**WHAT THE TASK ASKS**
Images excluded, repeat each entry below exactly.

___ DATASET RECORDS ___

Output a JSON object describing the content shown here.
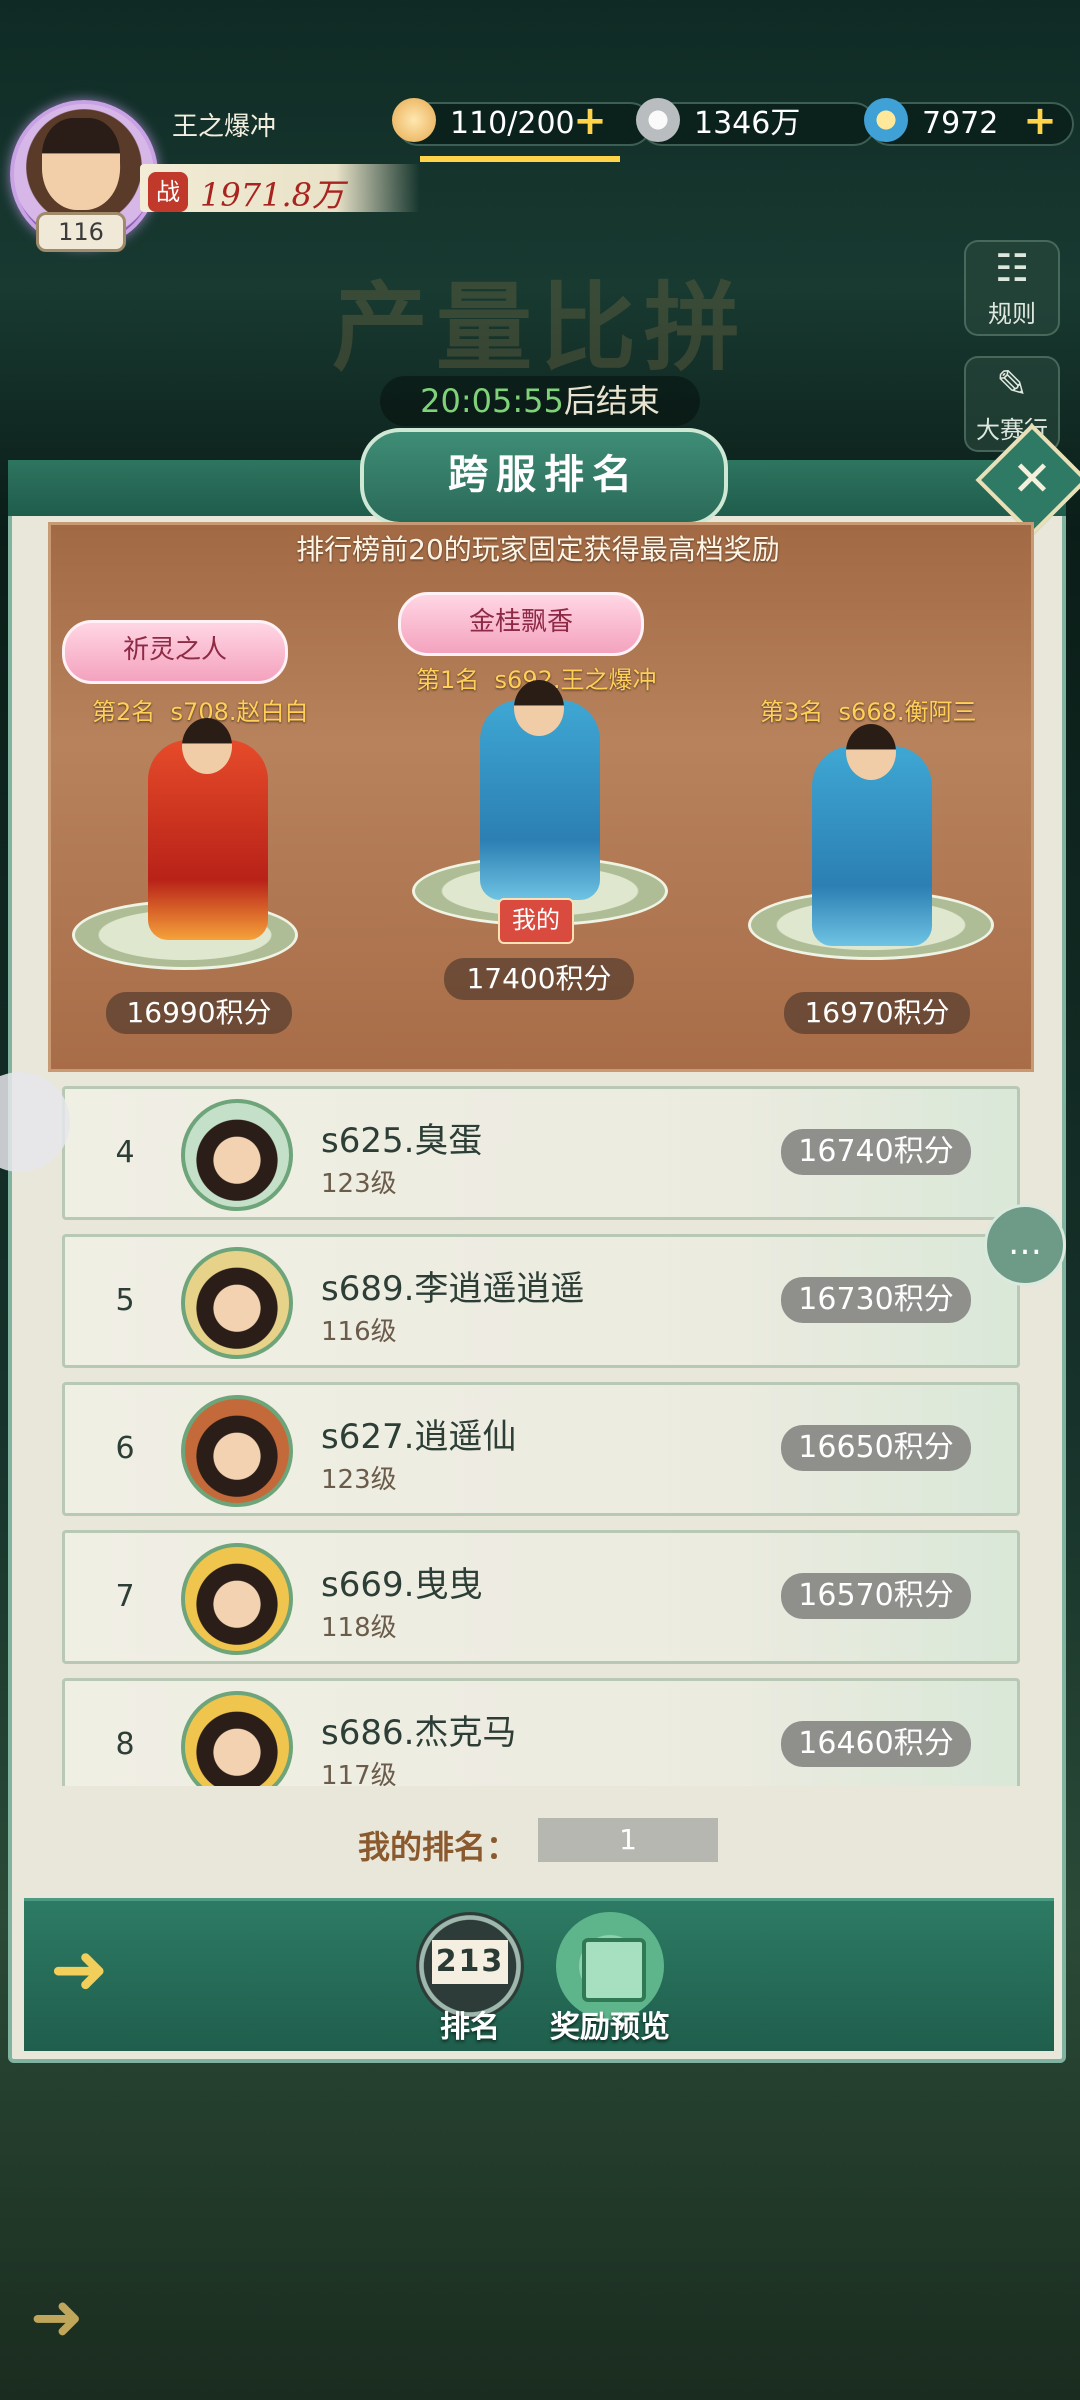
{
  "player": {
    "name": "王之爆冲",
    "level": "116",
    "power_prefix": "战",
    "power": "1971.8万"
  },
  "resources": {
    "stamina": "110/200",
    "coins": "1346万",
    "gems": "7972",
    "plus": "+"
  },
  "header": {
    "title": "产量比拼",
    "timer_value": "20:05:55",
    "timer_suffix": "后结束",
    "rules_label": "规则",
    "schedule_label": "大赛行程"
  },
  "panel": {
    "title": "跨服排名",
    "note": "排行榜前20的玩家固定获得最高档奖励",
    "close": "✕"
  },
  "podium": [
    {
      "rank_label": "第2名",
      "server_name": "s708.赵白白",
      "title": "祈灵之人",
      "score": "16990积分"
    },
    {
      "rank_label": "第1名",
      "server_name": "s692.王之爆冲",
      "title": "金桂飘香",
      "score": "17400积分",
      "mine": "我的"
    },
    {
      "rank_label": "第3名",
      "server_name": "s668.衡阿三",
      "score": "16970积分"
    }
  ],
  "list": [
    {
      "rank": "4",
      "name": "s625.臭蛋",
      "level": "123级",
      "score": "16740积分"
    },
    {
      "rank": "5",
      "name": "s689.李逍遥逍遥",
      "level": "116级",
      "score": "16730积分"
    },
    {
      "rank": "6",
      "name": "s627.逍遥仙",
      "level": "123级",
      "score": "16650积分"
    },
    {
      "rank": "7",
      "name": "s669.曳曳",
      "level": "118级",
      "score": "16570积分"
    },
    {
      "rank": "8",
      "name": "s686.杰克马",
      "level": "117级",
      "score": "16460积分"
    }
  ],
  "my_rank": {
    "label": "我的排名：",
    "value": "1"
  },
  "bottom": {
    "ranking_tab": "排名",
    "ranking_icon_text": "213",
    "reward_tab": "奖励预览"
  },
  "colors": {
    "accent_green": "#2e7560",
    "gold": "#ffcf57",
    "mine_red": "#d94b3f"
  }
}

___

**OUTPUT OF THE EXERCISE**
Output a JSON object describing the content shown here.
{
  "player": {
    "name": "王之爆冲",
    "level": "116",
    "power_prefix": "战",
    "power": "1971.8万"
  },
  "resources": {
    "stamina": "110/200",
    "coins": "1346万",
    "gems": "7972",
    "plus": "+"
  },
  "header": {
    "title": "产量比拼",
    "timer_value": "20:05:55",
    "timer_suffix": "后结束",
    "rules_label": "规则",
    "schedule_label": "大赛行程"
  },
  "panel": {
    "title": "跨服排名",
    "note": "排行榜前20的玩家固定获得最高档奖励",
    "close": "✕"
  },
  "podium": [
    {
      "rank_label": "第2名",
      "server_name": "s708.赵白白",
      "title": "祈灵之人",
      "score": "16990积分"
    },
    {
      "rank_label": "第1名",
      "server_name": "s692.王之爆冲",
      "title": "金桂飘香",
      "score": "17400积分",
      "mine": "我的"
    },
    {
      "rank_label": "第3名",
      "server_name": "s668.衡阿三",
      "score": "16970积分"
    }
  ],
  "list": [
    {
      "rank": "4",
      "name": "s625.臭蛋",
      "level": "123级",
      "score": "16740积分"
    },
    {
      "rank": "5",
      "name": "s689.李逍遥逍遥",
      "level": "116级",
      "score": "16730积分"
    },
    {
      "rank": "6",
      "name": "s627.逍遥仙",
      "level": "123级",
      "score": "16650积分"
    },
    {
      "rank": "7",
      "name": "s669.曳曳",
      "level": "118级",
      "score": "16570积分"
    },
    {
      "rank": "8",
      "name": "s686.杰克马",
      "level": "117级",
      "score": "16460积分"
    }
  ],
  "my_rank": {
    "label": "我的排名：",
    "value": "1"
  },
  "bottom": {
    "ranking_tab": "排名",
    "ranking_icon_text": "213",
    "reward_tab": "奖励预览"
  },
  "colors": {
    "accent_green": "#2e7560",
    "gold": "#ffcf57",
    "mine_red": "#d94b3f"
  }
}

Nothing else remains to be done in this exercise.